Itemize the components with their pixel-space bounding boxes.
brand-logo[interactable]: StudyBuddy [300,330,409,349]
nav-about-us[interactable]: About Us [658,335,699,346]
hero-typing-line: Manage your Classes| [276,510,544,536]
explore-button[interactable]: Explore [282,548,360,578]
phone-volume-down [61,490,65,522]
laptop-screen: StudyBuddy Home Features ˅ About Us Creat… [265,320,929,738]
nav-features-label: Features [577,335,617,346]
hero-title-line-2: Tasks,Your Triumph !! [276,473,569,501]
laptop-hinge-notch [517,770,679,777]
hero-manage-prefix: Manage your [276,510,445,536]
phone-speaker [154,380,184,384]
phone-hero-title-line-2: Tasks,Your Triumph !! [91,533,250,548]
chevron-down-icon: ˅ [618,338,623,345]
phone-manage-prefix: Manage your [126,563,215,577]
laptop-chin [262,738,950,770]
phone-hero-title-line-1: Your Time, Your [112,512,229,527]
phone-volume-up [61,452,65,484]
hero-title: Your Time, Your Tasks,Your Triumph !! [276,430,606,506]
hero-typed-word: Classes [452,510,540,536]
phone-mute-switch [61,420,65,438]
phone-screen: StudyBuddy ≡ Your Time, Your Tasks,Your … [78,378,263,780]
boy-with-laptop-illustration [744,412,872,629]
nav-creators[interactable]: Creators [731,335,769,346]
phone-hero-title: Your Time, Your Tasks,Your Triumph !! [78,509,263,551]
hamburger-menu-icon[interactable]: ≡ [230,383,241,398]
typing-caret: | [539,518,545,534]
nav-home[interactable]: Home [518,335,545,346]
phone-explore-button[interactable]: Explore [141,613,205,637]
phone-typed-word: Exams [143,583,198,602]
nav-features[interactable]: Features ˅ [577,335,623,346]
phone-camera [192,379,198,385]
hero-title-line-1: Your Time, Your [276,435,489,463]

------------------------------------------------------------

▶ _TAREFA A RESOLVER_: Conte quantas linhas dos registros contêm a palavra "prefix", levando em conta maiúsculas e minúsculas. Responda só com o número.

▶ _RESPOSTA ESCRITA_: 2